▸ **Problem description**:
Using the material below, work out how many lines contain the word "thao". Reply with the number and nothing more.
══════
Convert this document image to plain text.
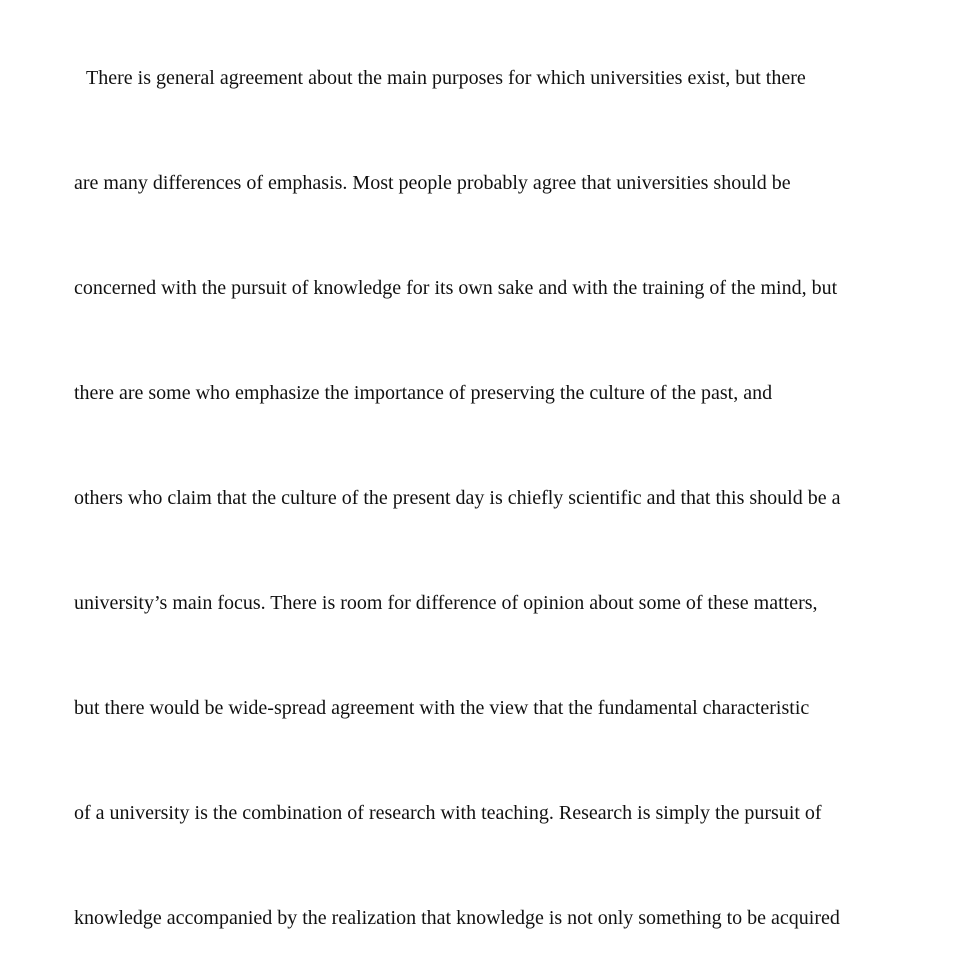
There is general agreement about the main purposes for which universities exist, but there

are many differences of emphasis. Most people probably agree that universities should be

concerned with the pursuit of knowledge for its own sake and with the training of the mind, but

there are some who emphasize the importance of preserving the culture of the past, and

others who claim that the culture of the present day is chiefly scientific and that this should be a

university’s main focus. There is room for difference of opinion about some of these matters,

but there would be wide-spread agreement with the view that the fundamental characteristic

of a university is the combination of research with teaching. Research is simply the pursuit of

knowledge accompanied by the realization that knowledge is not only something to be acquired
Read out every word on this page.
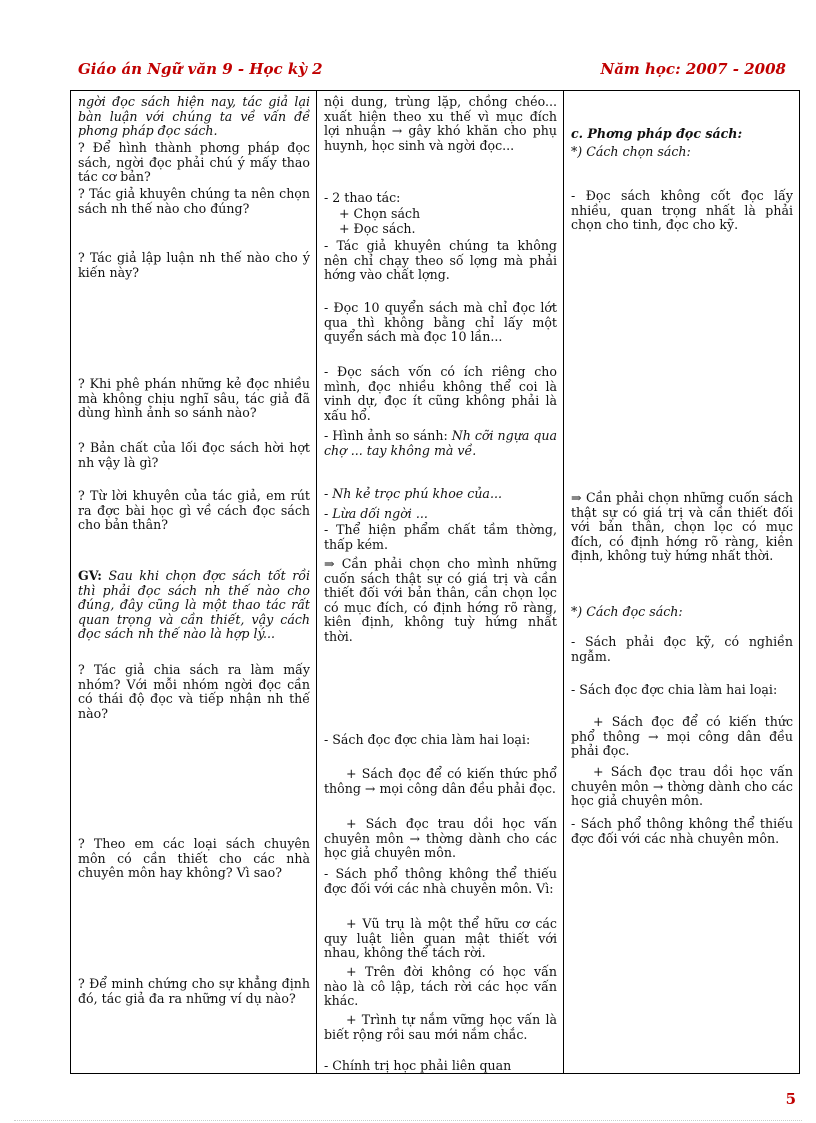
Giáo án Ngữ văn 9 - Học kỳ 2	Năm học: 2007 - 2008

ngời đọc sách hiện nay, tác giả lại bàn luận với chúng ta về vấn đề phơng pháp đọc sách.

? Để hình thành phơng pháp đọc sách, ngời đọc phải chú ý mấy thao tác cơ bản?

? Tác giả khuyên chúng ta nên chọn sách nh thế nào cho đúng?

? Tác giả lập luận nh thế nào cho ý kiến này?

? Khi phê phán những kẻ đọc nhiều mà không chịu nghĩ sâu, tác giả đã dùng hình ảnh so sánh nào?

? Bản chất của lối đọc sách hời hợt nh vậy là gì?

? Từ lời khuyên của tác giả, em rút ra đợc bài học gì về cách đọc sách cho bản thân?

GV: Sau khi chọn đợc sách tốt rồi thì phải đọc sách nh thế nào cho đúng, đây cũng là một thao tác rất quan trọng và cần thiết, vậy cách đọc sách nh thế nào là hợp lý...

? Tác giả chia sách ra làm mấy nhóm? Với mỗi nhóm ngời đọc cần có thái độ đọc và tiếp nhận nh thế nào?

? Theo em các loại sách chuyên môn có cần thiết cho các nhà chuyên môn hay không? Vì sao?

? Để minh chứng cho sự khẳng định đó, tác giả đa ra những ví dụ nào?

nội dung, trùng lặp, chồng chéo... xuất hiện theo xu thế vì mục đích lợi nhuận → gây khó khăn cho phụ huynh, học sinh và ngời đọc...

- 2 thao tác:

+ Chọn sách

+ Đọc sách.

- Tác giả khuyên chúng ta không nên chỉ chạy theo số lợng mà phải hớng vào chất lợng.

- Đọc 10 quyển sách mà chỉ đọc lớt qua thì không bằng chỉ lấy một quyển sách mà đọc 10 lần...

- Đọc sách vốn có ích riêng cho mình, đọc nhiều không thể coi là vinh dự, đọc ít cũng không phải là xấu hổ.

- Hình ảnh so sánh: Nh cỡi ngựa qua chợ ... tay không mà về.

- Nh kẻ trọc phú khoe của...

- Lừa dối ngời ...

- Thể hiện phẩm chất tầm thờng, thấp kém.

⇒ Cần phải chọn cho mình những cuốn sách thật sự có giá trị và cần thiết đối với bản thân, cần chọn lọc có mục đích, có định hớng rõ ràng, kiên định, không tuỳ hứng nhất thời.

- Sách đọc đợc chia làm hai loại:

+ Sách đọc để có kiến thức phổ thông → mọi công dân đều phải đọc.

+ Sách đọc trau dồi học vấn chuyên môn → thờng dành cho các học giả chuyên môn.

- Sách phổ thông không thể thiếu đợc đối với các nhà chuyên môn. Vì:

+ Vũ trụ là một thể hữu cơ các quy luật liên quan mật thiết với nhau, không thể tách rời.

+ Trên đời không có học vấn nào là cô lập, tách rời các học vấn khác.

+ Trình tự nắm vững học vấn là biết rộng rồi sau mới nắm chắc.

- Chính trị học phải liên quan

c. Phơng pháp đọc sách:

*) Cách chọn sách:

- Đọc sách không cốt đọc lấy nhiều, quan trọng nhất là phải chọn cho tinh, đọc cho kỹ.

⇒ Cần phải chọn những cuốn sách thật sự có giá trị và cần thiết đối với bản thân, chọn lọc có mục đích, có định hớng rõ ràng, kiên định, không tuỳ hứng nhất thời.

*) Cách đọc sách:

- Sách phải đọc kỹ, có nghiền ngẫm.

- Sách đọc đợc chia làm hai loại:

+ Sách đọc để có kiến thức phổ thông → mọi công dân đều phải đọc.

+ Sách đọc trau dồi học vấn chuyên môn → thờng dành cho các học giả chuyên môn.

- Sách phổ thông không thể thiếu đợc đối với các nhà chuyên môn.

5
══════
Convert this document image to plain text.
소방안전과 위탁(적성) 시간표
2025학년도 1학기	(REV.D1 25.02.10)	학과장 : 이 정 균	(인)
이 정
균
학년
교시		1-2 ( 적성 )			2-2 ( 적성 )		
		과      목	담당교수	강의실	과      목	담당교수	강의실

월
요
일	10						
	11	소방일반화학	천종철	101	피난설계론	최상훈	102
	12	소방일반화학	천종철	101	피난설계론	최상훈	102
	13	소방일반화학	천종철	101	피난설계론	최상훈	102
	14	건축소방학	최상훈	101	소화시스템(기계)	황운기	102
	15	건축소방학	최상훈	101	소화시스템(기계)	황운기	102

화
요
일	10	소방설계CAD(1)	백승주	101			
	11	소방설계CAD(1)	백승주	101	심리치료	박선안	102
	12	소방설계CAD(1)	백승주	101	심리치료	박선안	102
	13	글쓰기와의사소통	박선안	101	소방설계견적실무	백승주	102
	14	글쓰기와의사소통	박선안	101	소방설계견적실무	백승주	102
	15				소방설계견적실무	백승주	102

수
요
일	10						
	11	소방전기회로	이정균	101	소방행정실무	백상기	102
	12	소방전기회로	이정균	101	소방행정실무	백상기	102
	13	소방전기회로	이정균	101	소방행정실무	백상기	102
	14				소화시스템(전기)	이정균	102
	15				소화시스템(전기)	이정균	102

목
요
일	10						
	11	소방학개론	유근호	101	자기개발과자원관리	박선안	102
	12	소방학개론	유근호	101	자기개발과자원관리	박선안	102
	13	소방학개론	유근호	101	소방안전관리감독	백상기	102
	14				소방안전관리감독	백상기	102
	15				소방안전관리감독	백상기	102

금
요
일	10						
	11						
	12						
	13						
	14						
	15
══════
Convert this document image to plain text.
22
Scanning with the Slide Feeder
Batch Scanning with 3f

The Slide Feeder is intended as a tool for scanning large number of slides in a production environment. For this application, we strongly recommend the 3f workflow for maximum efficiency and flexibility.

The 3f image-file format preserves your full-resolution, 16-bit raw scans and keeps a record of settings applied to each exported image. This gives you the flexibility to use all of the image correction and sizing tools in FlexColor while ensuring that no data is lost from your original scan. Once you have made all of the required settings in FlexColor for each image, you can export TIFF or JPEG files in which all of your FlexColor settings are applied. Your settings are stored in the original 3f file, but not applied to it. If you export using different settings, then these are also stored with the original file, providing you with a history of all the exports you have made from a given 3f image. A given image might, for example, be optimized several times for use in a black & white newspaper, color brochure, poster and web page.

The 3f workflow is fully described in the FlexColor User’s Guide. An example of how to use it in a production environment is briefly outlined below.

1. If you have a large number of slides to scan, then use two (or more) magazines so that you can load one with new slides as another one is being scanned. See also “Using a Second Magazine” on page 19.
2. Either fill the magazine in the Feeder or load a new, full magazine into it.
══════
▸ **Output of the exercise**:
3